Records from a data collection

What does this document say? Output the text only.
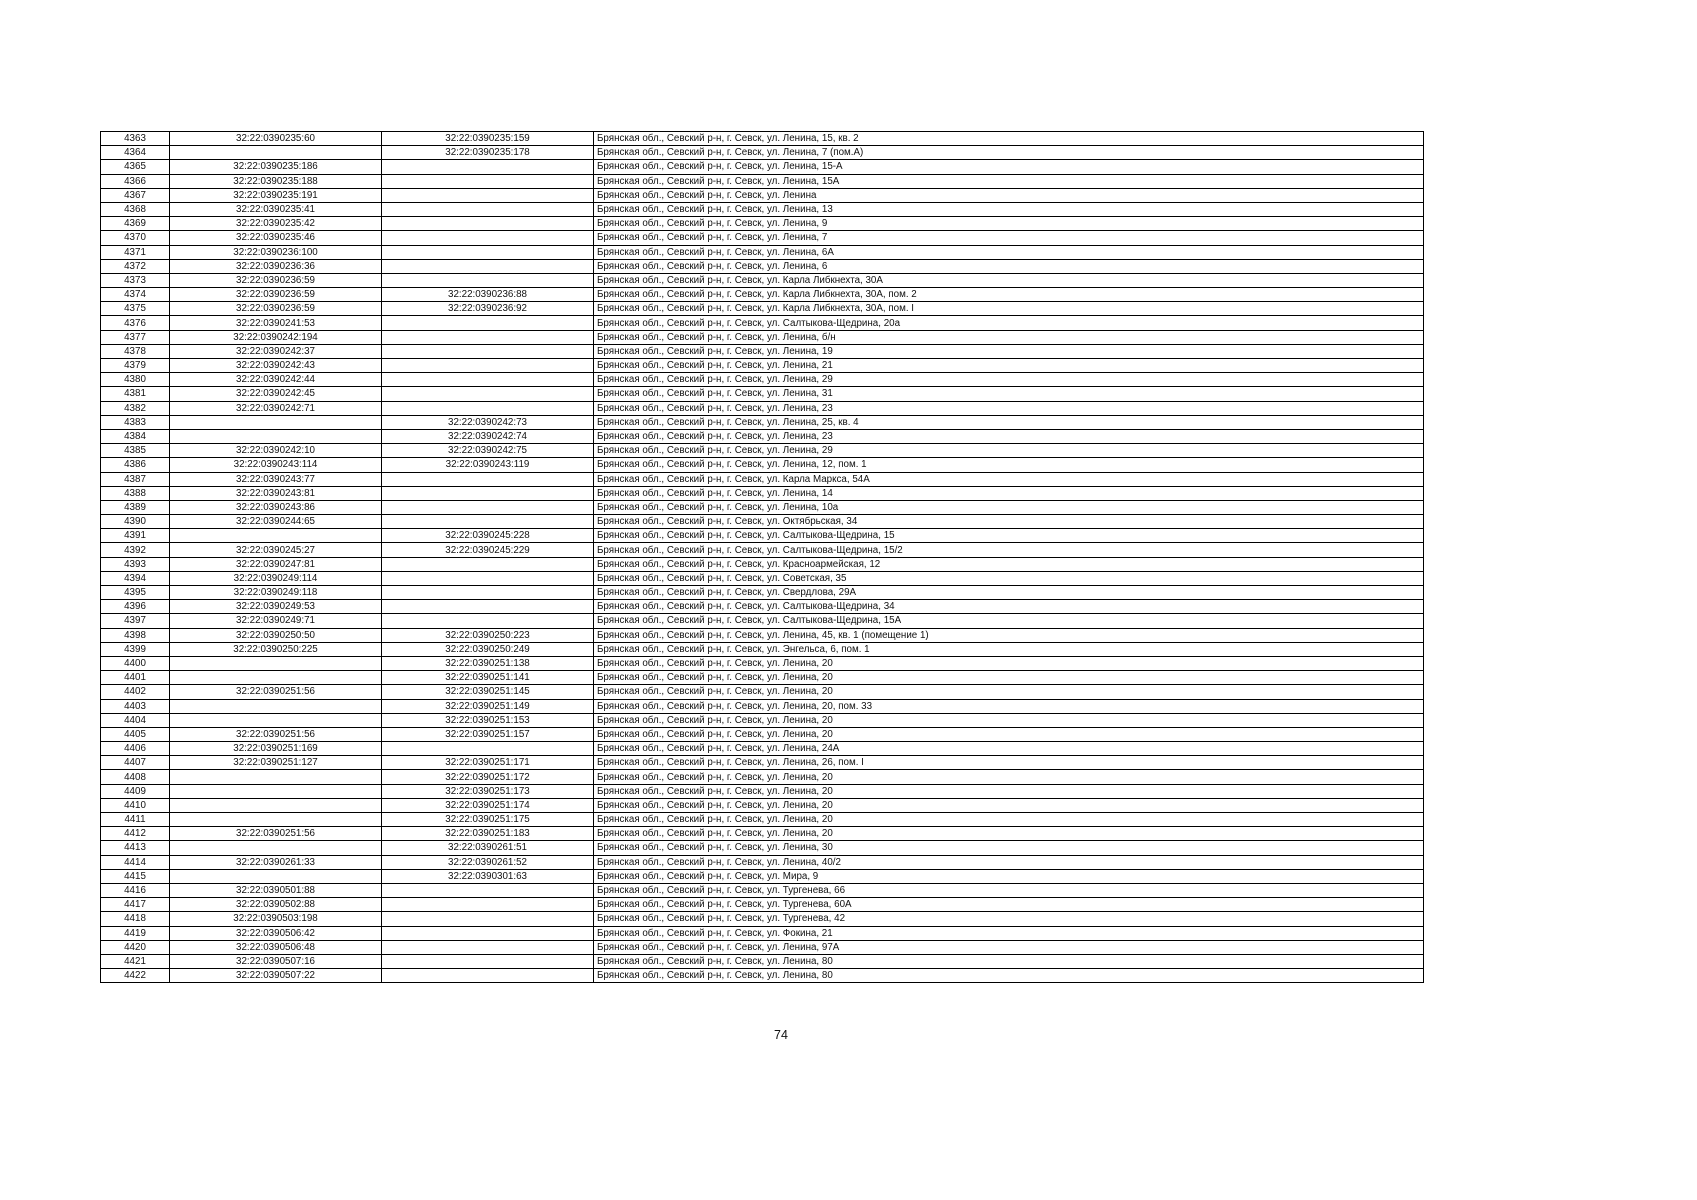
4363	32:22:0390235:60	32:22:0390235:159	Брянская обл., Севский р-н, г. Севск, ул. Ленина, 15, кв. 2
4364		32:22:0390235:178	Брянская обл., Севский р-н, г. Севск, ул. Ленина, 7 (пом.А)
4365	32:22:0390235:186		Брянская обл., Севский р-н, г. Севск, ул. Ленина, 15-А
4366	32:22:0390235:188		Брянская обл., Севский р-н, г. Севск, ул. Ленина, 15А
4367	32:22:0390235:191		Брянская обл., Севский р-н, г. Севск, ул. Ленина
4368	32:22:0390235:41		Брянская обл., Севский р-н, г. Севск, ул. Ленина, 13
4369	32:22:0390235:42		Брянская обл., Севский р-н, г. Севск, ул. Ленина, 9
4370	32:22:0390235:46		Брянская обл., Севский р-н, г. Севск, ул. Ленина, 7
4371	32:22:0390236:100		Брянская обл., Севский р-н, г. Севск, ул. Ленина, 6А
4372	32:22:0390236:36		Брянская обл., Севский р-н, г. Севск, ул. Ленина, 6
4373	32:22:0390236:59		Брянская обл., Севский р-н, г. Севск, ул. Карла Либкнехта, 30А
4374	32:22:0390236:59	32:22:0390236:88	Брянская обл., Севский р-н, г. Севск, ул. Карла Либкнехта, 30А, пом. 2
4375	32:22:0390236:59	32:22:0390236:92	Брянская обл., Севский р-н, г. Севск, ул. Карла Либкнехта, 30А, пом. I
4376	32:22:0390241:53		Брянская обл., Севский р-н, г. Севск, ул. Салтыкова-Щедрина, 20а
4377	32:22:0390242:194		Брянская обл., Севский р-н, г. Севск, ул. Ленина, б/н
4378	32:22:0390242:37		Брянская обл., Севский р-н, г. Севск, ул. Ленина, 19
4379	32:22:0390242:43		Брянская обл., Севский р-н, г. Севск, ул. Ленина, 21
4380	32:22:0390242:44		Брянская обл., Севский р-н, г. Севск, ул. Ленина, 29
4381	32:22:0390242:45		Брянская обл., Севский р-н, г. Севск, ул. Ленина, 31
4382	32:22:0390242:71		Брянская обл., Севский р-н, г. Севск, ул. Ленина, 23
4383		32:22:0390242:73	Брянская обл., Севский р-н, г. Севск, ул. Ленина, 25, кв. 4
4384		32:22:0390242:74	Брянская обл., Севский р-н, г. Севск, ул. Ленина, 23
4385	32:22:0390242:10	32:22:0390242:75	Брянская обл., Севский р-н, г. Севск, ул. Ленина, 29
4386	32:22:0390243:114	32:22:0390243:119	Брянская обл., Севский р-н, г. Севск, ул. Ленина, 12, пом. 1
4387	32:22:0390243:77		Брянская обл., Севский р-н, г. Севск, ул. Карла Маркса, 54А
4388	32:22:0390243:81		Брянская обл., Севский р-н, г. Севск, ул. Ленина, 14
4389	32:22:0390243:86		Брянская обл., Севский р-н, г. Севск, ул. Ленина, 10а
4390	32:22:0390244:65		Брянская обл., Севский р-н, г. Севск, ул. Октябрьская, 34
4391		32:22:0390245:228	Брянская обл., Севский р-н, г. Севск, ул. Салтыкова-Щедрина, 15
4392	32:22:0390245:27	32:22:0390245:229	Брянская обл., Севский р-н, г. Севск, ул. Салтыкова-Щедрина, 15/2
4393	32:22:0390247:81		Брянская обл., Севский р-н, г. Севск, ул. Красноармейская, 12
4394	32:22:0390249:114		Брянская обл., Севский р-н, г. Севск, ул. Советская, 35
4395	32:22:0390249:118		Брянская обл., Севский р-н, г. Севск, ул. Свердлова, 29А
4396	32:22:0390249:53		Брянская обл., Севский р-н, г. Севск, ул. Салтыкова-Щедрина, 34
4397	32:22:0390249:71		Брянская обл., Севский р-н, г. Севск, ул. Салтыкова-Щедрина, 15А
4398	32:22:0390250:50	32:22:0390250:223	Брянская обл., Севский р-н, г. Севск, ул. Ленина, 45, кв. 1 (помещение 1)
4399	32:22:0390250:225	32:22:0390250:249	Брянская обл., Севский р-н, г. Севск, ул. Энгельса, 6, пом. 1
4400		32:22:0390251:138	Брянская обл., Севский р-н, г. Севск, ул. Ленина, 20
4401		32:22:0390251:141	Брянская обл., Севский р-н, г. Севск, ул. Ленина, 20
4402	32:22:0390251:56	32:22:0390251:145	Брянская обл., Севский р-н, г. Севск, ул. Ленина, 20
4403		32:22:0390251:149	Брянская обл., Севский р-н, г. Севск, ул. Ленина, 20, пом. 33
4404		32:22:0390251:153	Брянская обл., Севский р-н, г. Севск, ул. Ленина, 20
4405	32:22:0390251:56	32:22:0390251:157	Брянская обл., Севский р-н, г. Севск, ул. Ленина, 20
4406	32:22:0390251:169		Брянская обл., Севский р-н, г. Севск, ул. Ленина, 24А
4407	32:22:0390251:127	32:22:0390251:171	Брянская обл., Севский р-н, г. Севск, ул. Ленина, 26, пом. I
4408		32:22:0390251:172	Брянская обл., Севский р-н, г. Севск, ул. Ленина, 20
4409		32:22:0390251:173	Брянская обл., Севский р-н, г. Севск, ул. Ленина, 20
4410		32:22:0390251:174	Брянская обл., Севский р-н, г. Севск, ул. Ленина, 20
4411		32:22:0390251:175	Брянская обл., Севский р-н, г. Севск, ул. Ленина, 20
4412	32:22:0390251:56	32:22:0390251:183	Брянская обл., Севский р-н, г. Севск, ул. Ленина, 20
4413		32:22:0390261:51	Брянская обл., Севский р-н, г. Севск, ул. Ленина, 30
4414	32:22:0390261:33	32:22:0390261:52	Брянская обл., Севский р-н, г. Севск, ул. Ленина, 40/2
4415		32:22:0390301:63	Брянская обл., Севский р-н, г. Севск, ул. Мира, 9
4416	32:22:0390501:88		Брянская обл., Севский р-н, г. Севск, ул. Тургенева, 66
4417	32:22:0390502:88		Брянская обл., Севский р-н, г. Севск, ул. Тургенева, 60А
4418	32:22:0390503:198		Брянская обл., Севский р-н, г. Севск, ул. Тургенева, 42
4419	32:22:0390506:42		Брянская обл., Севский р-н, г. Севск, ул. Фокина, 21
4420	32:22:0390506:48		Брянская обл., Севский р-н, г. Севск, ул. Ленина, 97А
4421	32:22:0390507:16		Брянская обл., Севский р-н, г. Севск, ул. Ленина, 80
4422	32:22:0390507:22		Брянская обл., Севский р-н, г. Севск, ул. Ленина, 80
74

Problem details: Report only a number: how many lines in the material above contain the string "Либкнехта".

Solution to this problem: 3